(Work to be completed) Reading the listing below, count the lines that contain the word "clothing" and give that count alone.

(Saved entries)
····················
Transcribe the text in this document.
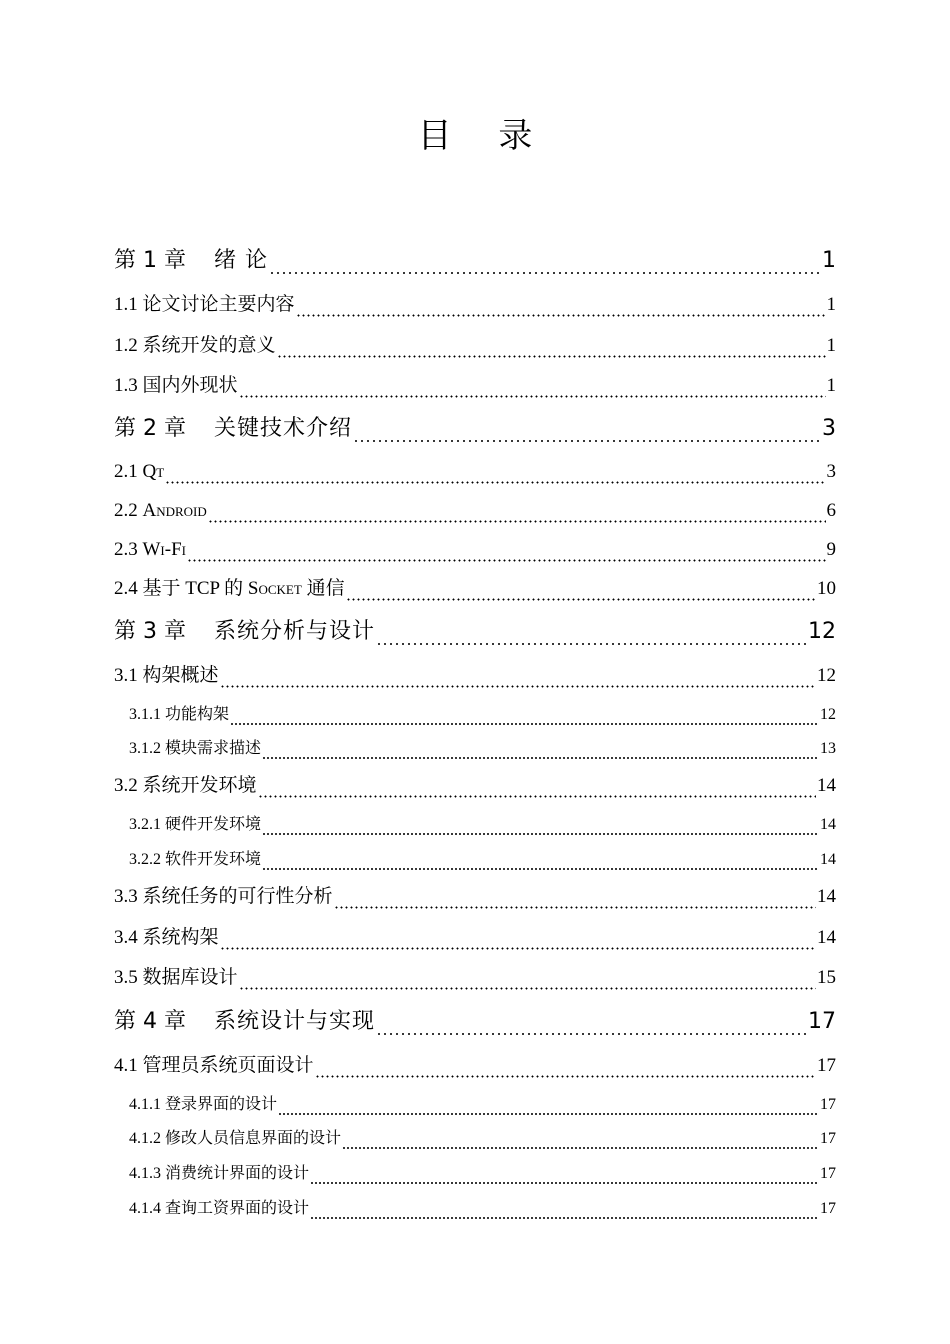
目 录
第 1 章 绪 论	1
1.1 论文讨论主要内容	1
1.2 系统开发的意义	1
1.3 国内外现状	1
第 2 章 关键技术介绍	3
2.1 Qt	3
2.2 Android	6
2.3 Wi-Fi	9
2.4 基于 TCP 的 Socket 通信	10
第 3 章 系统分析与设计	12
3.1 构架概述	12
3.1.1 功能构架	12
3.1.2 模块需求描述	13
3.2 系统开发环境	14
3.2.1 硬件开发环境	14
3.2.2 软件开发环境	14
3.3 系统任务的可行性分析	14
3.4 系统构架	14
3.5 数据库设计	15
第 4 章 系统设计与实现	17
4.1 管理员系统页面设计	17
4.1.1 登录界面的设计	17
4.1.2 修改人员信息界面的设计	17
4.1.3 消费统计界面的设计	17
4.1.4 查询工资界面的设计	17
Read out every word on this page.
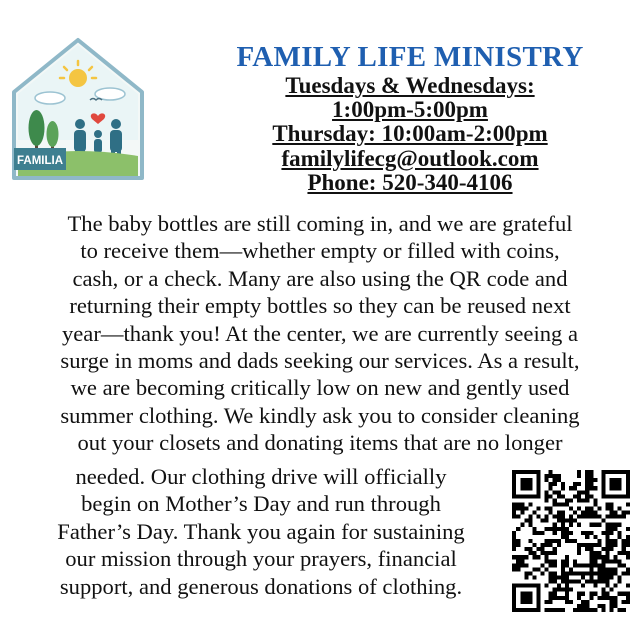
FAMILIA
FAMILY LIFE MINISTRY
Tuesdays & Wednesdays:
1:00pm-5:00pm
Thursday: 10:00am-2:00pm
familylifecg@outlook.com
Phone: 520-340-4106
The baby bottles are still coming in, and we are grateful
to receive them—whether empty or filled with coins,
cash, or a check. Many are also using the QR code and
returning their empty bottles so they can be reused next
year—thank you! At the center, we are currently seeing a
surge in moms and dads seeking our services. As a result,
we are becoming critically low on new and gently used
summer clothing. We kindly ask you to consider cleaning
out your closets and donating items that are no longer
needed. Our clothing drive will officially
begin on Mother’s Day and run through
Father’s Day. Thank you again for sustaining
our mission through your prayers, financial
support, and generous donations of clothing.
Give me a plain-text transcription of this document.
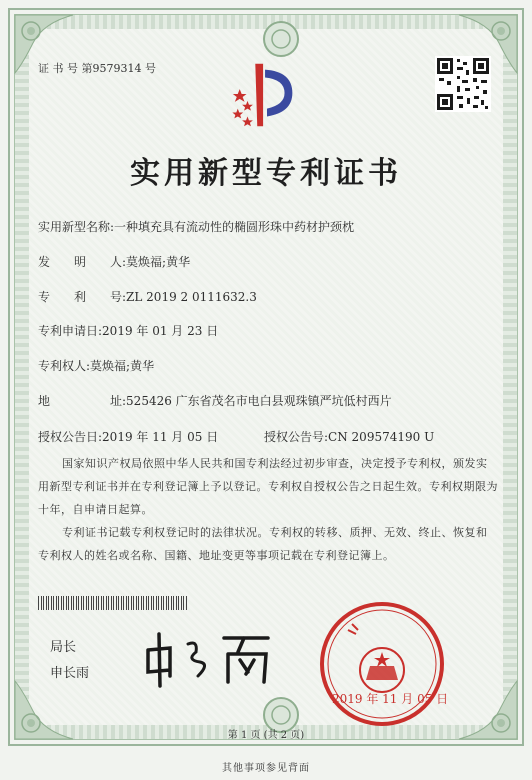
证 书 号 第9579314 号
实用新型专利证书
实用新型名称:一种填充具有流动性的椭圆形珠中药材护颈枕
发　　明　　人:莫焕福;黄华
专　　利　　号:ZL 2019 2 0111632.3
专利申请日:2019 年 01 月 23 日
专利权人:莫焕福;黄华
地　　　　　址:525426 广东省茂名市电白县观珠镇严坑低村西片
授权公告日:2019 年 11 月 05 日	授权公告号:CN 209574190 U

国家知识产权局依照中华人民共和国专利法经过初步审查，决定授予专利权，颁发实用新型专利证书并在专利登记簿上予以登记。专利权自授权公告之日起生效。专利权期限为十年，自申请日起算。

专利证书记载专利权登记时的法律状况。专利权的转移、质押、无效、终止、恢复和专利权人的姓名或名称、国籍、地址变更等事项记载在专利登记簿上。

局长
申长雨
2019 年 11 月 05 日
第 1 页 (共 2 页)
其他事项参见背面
····················
(The solution) 3